* **Stated goal**
Output the material beneath this task exactly, images excluded.

* **Stored data**
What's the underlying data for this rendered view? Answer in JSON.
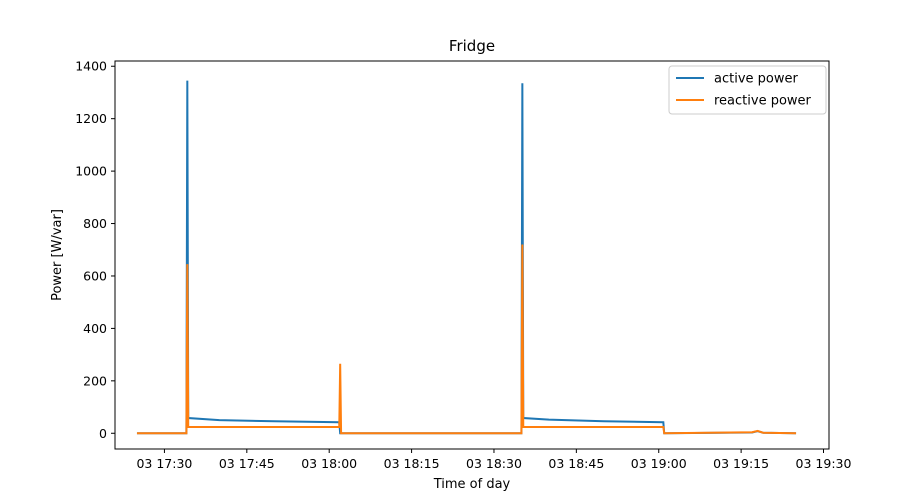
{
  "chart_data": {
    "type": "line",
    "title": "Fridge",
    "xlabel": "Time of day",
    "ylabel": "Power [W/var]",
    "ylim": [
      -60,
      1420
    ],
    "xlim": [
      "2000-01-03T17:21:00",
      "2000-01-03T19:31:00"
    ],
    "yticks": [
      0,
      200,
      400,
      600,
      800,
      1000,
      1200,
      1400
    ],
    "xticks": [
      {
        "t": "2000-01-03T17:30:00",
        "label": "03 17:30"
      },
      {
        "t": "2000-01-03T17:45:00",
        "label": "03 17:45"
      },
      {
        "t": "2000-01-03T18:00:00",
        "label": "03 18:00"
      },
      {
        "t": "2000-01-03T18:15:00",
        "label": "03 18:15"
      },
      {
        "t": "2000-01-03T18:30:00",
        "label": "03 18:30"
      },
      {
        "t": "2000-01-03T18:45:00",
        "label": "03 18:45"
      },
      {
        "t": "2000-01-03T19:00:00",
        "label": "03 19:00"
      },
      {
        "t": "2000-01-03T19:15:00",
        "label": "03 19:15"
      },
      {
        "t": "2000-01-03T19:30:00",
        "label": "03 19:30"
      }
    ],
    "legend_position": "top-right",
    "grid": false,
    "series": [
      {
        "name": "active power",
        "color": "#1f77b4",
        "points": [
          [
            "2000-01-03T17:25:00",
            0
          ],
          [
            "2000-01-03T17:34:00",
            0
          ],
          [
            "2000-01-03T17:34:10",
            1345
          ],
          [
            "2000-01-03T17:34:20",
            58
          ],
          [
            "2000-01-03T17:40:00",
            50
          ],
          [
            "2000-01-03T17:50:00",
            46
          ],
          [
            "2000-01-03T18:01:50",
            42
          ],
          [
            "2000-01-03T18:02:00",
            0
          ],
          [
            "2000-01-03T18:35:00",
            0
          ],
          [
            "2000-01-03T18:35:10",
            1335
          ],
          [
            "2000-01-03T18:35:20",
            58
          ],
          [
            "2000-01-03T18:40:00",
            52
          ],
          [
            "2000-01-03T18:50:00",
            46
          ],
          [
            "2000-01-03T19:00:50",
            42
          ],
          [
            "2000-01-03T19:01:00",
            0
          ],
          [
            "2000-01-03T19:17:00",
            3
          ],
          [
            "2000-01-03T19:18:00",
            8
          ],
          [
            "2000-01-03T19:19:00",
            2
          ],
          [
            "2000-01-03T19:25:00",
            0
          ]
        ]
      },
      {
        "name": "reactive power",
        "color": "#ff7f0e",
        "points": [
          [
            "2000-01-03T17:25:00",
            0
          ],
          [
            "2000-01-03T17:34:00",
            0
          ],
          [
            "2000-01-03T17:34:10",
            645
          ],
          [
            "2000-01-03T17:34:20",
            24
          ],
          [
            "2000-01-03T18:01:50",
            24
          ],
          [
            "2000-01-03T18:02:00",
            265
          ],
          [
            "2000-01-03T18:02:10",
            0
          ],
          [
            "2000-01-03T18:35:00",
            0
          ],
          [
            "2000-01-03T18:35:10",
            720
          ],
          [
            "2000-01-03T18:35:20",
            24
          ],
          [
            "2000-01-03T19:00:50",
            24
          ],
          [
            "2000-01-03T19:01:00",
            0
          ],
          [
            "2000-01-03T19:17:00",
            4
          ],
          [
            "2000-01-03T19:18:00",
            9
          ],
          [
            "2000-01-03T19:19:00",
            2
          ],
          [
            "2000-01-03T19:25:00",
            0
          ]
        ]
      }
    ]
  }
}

* **Result of the task**
What's the underlying data for this rendered view? Answer in JSON.
{
  "chart_data": {
    "type": "line",
    "title": "Fridge",
    "xlabel": "Time of day",
    "ylabel": "Power [W/var]",
    "ylim": [
      -60,
      1420
    ],
    "xlim": [
      "2000-01-03T17:21:00",
      "2000-01-03T19:31:00"
    ],
    "yticks": [
      0,
      200,
      400,
      600,
      800,
      1000,
      1200,
      1400
    ],
    "xticks": [
      {
        "t": "2000-01-03T17:30:00",
        "label": "03 17:30"
      },
      {
        "t": "2000-01-03T17:45:00",
        "label": "03 17:45"
      },
      {
        "t": "2000-01-03T18:00:00",
        "label": "03 18:00"
      },
      {
        "t": "2000-01-03T18:15:00",
        "label": "03 18:15"
      },
      {
        "t": "2000-01-03T18:30:00",
        "label": "03 18:30"
      },
      {
        "t": "2000-01-03T18:45:00",
        "label": "03 18:45"
      },
      {
        "t": "2000-01-03T19:00:00",
        "label": "03 19:00"
      },
      {
        "t": "2000-01-03T19:15:00",
        "label": "03 19:15"
      },
      {
        "t": "2000-01-03T19:30:00",
        "label": "03 19:30"
      }
    ],
    "legend_position": "top-right",
    "grid": false,
    "series": [
      {
        "name": "active power",
        "color": "#1f77b4",
        "points": [
          [
            "2000-01-03T17:25:00",
            0
          ],
          [
            "2000-01-03T17:34:00",
            0
          ],
          [
            "2000-01-03T17:34:10",
            1345
          ],
          [
            "2000-01-03T17:34:20",
            58
          ],
          [
            "2000-01-03T17:40:00",
            50
          ],
          [
            "2000-01-03T17:50:00",
            46
          ],
          [
            "2000-01-03T18:01:50",
            42
          ],
          [
            "2000-01-03T18:02:00",
            0
          ],
          [
            "2000-01-03T18:35:00",
            0
          ],
          [
            "2000-01-03T18:35:10",
            1335
          ],
          [
            "2000-01-03T18:35:20",
            58
          ],
          [
            "2000-01-03T18:40:00",
            52
          ],
          [
            "2000-01-03T18:50:00",
            46
          ],
          [
            "2000-01-03T19:00:50",
            42
          ],
          [
            "2000-01-03T19:01:00",
            0
          ],
          [
            "2000-01-03T19:17:00",
            3
          ],
          [
            "2000-01-03T19:18:00",
            8
          ],
          [
            "2000-01-03T19:19:00",
            2
          ],
          [
            "2000-01-03T19:25:00",
            0
          ]
        ]
      },
      {
        "name": "reactive power",
        "color": "#ff7f0e",
        "points": [
          [
            "2000-01-03T17:25:00",
            0
          ],
          [
            "2000-01-03T17:34:00",
            0
          ],
          [
            "2000-01-03T17:34:10",
            645
          ],
          [
            "2000-01-03T17:34:20",
            24
          ],
          [
            "2000-01-03T18:01:50",
            24
          ],
          [
            "2000-01-03T18:02:00",
            265
          ],
          [
            "2000-01-03T18:02:10",
            0
          ],
          [
            "2000-01-03T18:35:00",
            0
          ],
          [
            "2000-01-03T18:35:10",
            720
          ],
          [
            "2000-01-03T18:35:20",
            24
          ],
          [
            "2000-01-03T19:00:50",
            24
          ],
          [
            "2000-01-03T19:01:00",
            0
          ],
          [
            "2000-01-03T19:17:00",
            4
          ],
          [
            "2000-01-03T19:18:00",
            9
          ],
          [
            "2000-01-03T19:19:00",
            2
          ],
          [
            "2000-01-03T19:25:00",
            0
          ]
        ]
      }
    ]
  }
}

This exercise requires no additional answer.